*TASK PROMPT*:
Find how many lines contain the word "进展现状和实施对策" and state that number alone.
::::::::
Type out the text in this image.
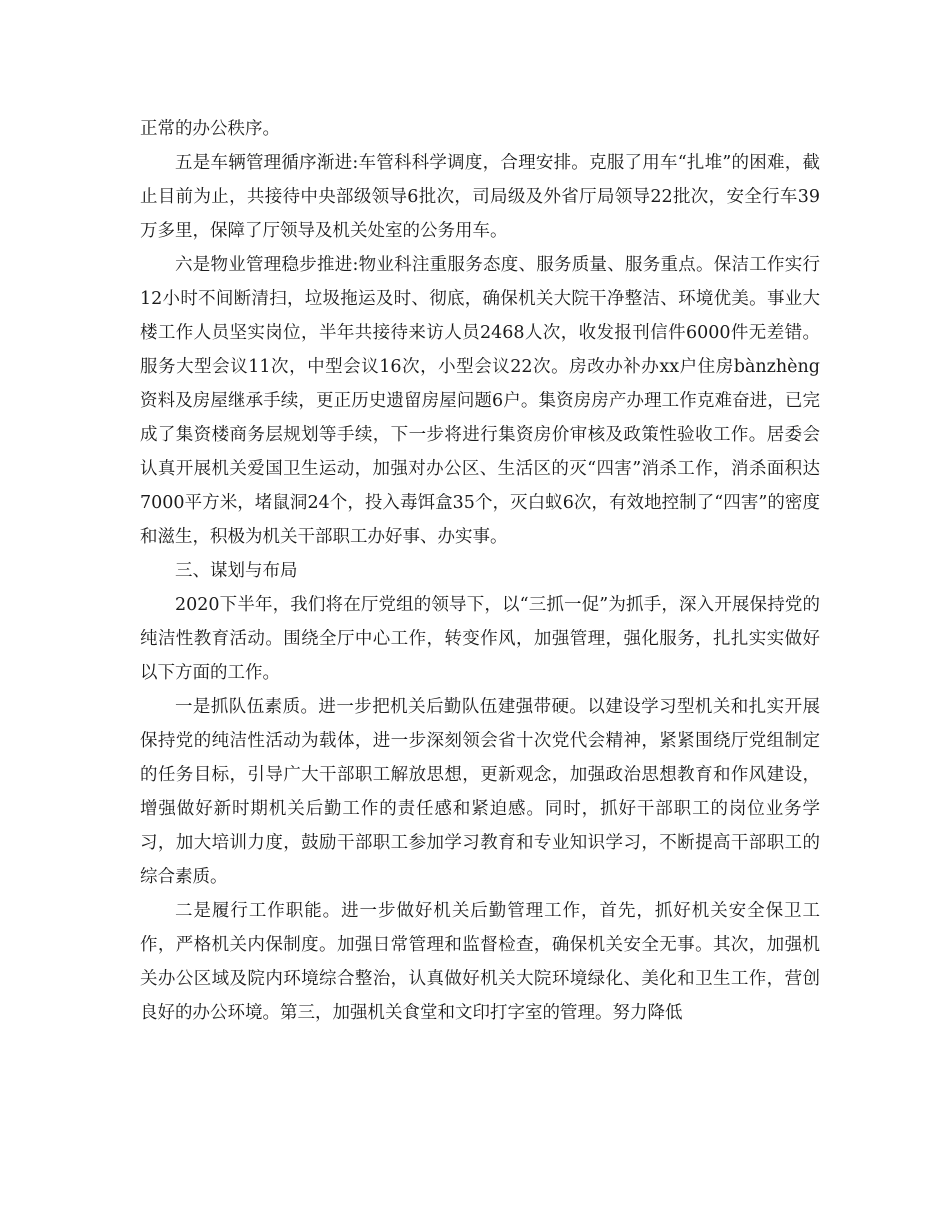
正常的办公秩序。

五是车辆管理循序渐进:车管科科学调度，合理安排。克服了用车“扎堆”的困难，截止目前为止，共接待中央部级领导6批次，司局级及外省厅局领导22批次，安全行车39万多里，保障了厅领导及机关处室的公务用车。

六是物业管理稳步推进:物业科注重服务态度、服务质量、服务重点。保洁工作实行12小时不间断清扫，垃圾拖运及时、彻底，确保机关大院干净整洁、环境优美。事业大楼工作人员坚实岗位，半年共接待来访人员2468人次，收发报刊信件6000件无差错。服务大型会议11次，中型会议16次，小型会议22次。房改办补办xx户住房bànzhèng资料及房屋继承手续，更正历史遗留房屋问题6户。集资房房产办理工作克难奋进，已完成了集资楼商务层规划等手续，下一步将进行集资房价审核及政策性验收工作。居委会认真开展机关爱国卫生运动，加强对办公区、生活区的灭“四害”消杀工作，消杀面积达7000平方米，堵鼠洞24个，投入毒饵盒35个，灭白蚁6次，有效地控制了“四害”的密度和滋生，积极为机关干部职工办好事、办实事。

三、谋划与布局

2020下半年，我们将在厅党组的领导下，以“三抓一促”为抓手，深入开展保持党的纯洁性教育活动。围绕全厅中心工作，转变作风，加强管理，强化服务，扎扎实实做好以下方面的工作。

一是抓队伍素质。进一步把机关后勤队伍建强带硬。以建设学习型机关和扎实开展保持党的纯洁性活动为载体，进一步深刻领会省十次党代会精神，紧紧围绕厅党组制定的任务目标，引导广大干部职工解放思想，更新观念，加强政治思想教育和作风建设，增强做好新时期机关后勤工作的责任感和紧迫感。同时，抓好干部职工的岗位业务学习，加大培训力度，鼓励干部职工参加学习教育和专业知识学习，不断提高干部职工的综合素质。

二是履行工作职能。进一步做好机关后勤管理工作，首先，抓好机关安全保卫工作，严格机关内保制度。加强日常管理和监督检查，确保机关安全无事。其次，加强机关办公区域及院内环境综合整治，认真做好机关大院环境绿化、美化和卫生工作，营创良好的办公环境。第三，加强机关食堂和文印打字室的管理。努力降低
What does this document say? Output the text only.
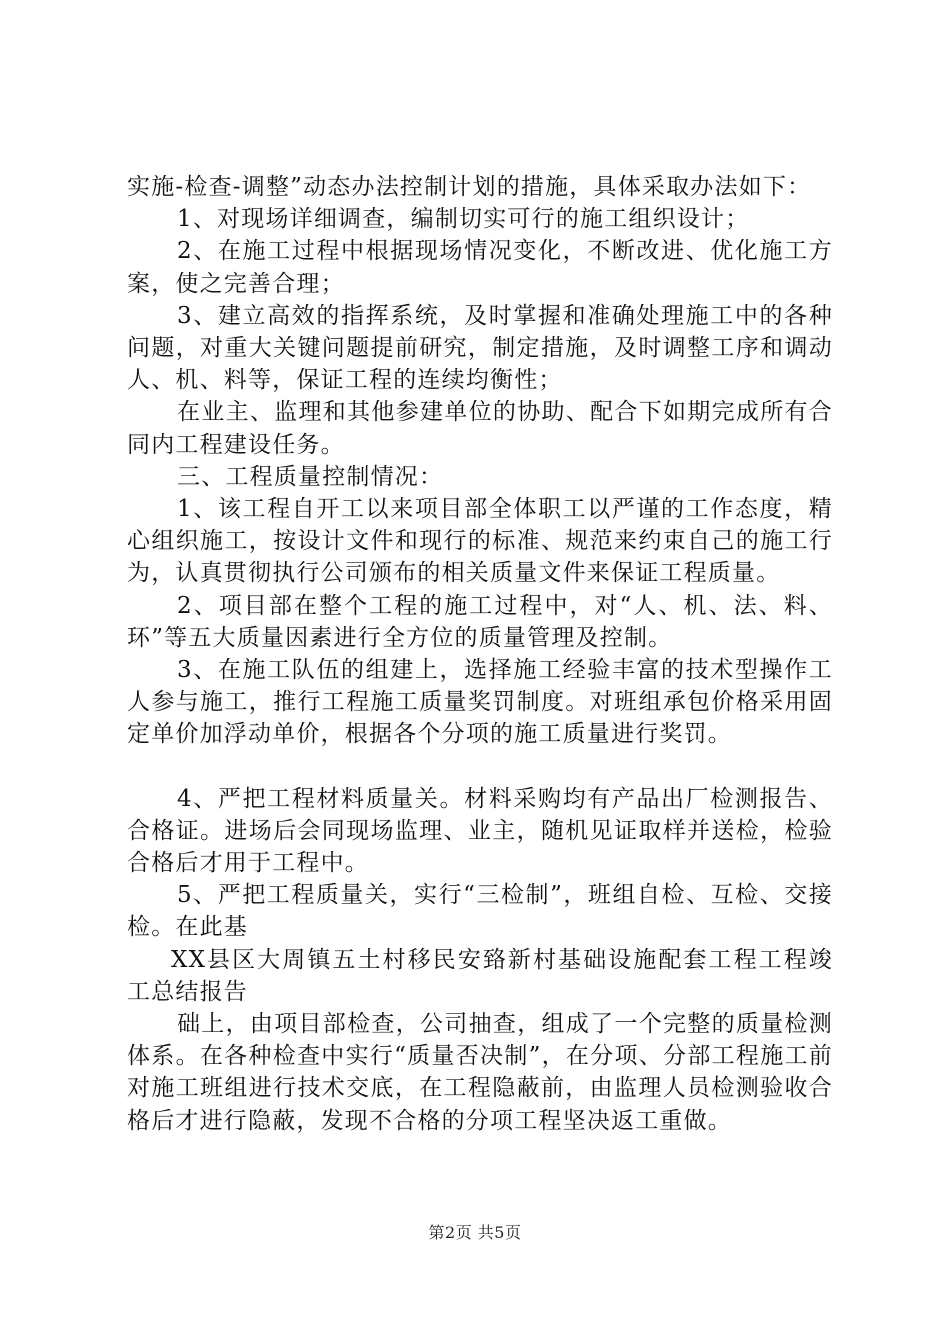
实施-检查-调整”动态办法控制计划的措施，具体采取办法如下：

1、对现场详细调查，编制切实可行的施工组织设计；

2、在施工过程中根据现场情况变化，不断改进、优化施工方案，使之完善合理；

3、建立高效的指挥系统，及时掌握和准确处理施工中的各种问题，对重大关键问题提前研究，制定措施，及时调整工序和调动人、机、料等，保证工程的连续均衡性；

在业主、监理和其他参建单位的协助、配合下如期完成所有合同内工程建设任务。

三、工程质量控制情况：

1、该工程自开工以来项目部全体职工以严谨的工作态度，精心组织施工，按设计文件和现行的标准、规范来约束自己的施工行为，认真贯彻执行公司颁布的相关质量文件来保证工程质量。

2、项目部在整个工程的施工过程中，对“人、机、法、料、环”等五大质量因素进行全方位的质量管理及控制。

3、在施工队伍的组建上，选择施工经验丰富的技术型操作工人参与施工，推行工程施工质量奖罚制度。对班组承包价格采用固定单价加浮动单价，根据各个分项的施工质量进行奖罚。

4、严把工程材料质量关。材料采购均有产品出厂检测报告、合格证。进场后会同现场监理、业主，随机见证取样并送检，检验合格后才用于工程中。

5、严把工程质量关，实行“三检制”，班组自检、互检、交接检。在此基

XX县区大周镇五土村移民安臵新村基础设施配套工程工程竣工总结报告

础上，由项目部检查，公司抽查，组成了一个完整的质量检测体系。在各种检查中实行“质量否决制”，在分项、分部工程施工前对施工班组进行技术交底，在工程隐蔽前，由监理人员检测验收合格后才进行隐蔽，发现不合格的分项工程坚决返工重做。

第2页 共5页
::::::::
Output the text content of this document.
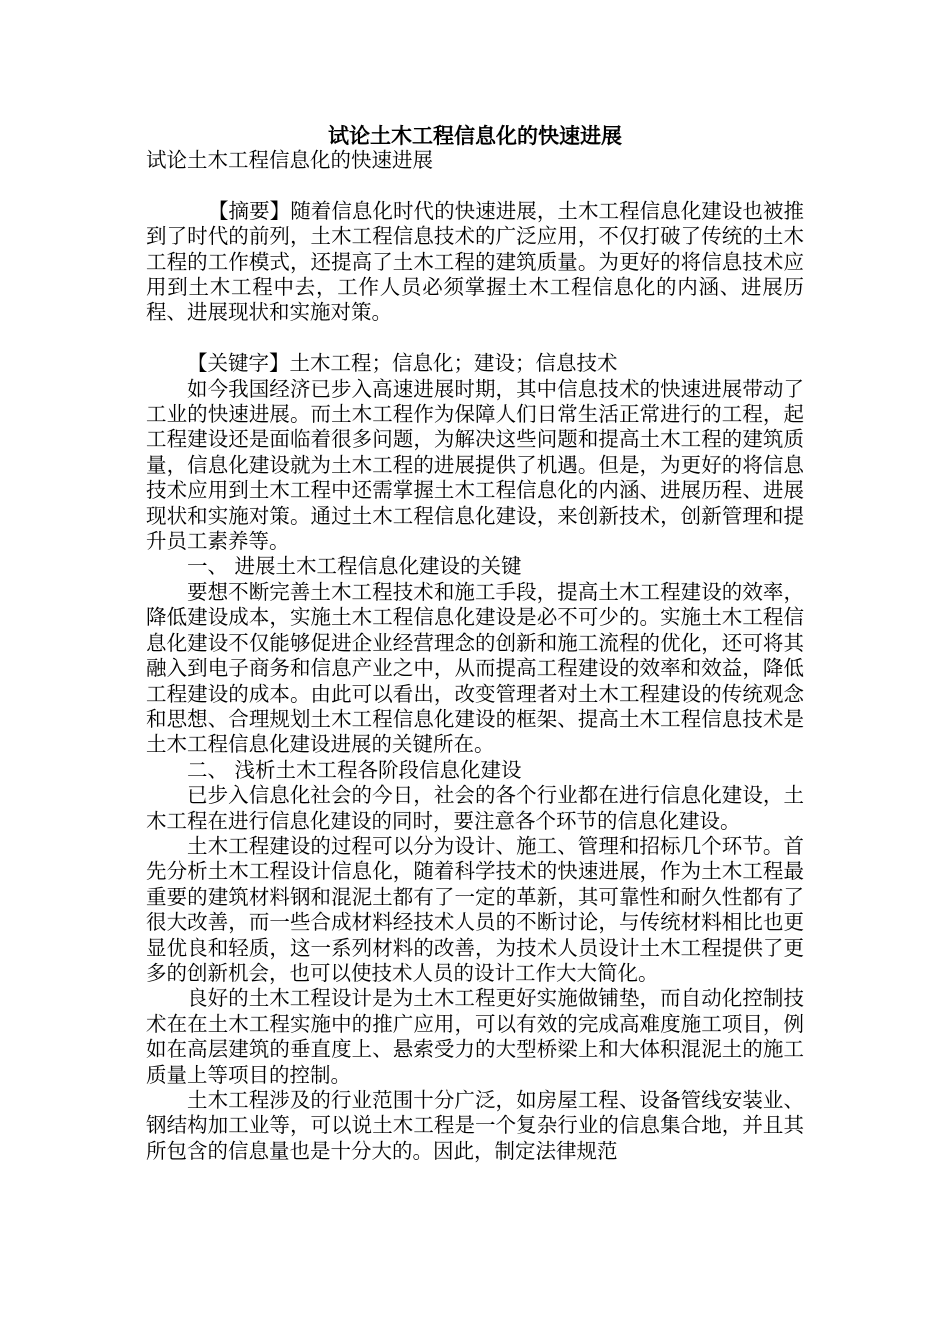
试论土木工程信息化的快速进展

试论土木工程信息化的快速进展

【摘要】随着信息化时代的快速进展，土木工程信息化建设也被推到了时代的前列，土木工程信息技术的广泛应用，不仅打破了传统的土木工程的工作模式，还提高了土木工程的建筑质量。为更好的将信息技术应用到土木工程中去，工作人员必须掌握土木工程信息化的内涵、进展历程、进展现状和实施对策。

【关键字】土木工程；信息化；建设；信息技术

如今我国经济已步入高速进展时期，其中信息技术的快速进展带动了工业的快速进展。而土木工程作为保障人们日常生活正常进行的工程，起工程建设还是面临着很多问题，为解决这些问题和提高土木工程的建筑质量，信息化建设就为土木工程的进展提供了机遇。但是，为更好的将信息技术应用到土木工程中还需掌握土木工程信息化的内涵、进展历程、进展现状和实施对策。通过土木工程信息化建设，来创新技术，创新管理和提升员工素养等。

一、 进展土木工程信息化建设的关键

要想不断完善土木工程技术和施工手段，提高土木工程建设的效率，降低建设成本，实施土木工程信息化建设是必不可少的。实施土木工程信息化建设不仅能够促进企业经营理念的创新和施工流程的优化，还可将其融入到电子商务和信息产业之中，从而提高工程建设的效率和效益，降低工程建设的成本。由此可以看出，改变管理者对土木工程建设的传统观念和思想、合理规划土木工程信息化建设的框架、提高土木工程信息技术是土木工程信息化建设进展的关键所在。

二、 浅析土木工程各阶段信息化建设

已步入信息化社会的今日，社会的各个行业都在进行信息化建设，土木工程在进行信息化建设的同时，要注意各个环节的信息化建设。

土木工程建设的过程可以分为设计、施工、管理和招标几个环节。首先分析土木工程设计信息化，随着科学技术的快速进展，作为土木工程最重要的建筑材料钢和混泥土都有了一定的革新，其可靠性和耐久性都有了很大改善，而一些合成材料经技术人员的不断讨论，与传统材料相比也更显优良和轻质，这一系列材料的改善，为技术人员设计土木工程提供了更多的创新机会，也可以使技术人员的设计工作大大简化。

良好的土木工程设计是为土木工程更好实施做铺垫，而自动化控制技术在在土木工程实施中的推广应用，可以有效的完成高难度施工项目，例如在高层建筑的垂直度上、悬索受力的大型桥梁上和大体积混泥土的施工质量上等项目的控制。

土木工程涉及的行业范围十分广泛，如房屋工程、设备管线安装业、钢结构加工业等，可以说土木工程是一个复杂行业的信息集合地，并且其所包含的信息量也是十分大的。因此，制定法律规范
::::::::
*RESPONSE BELOW*:
2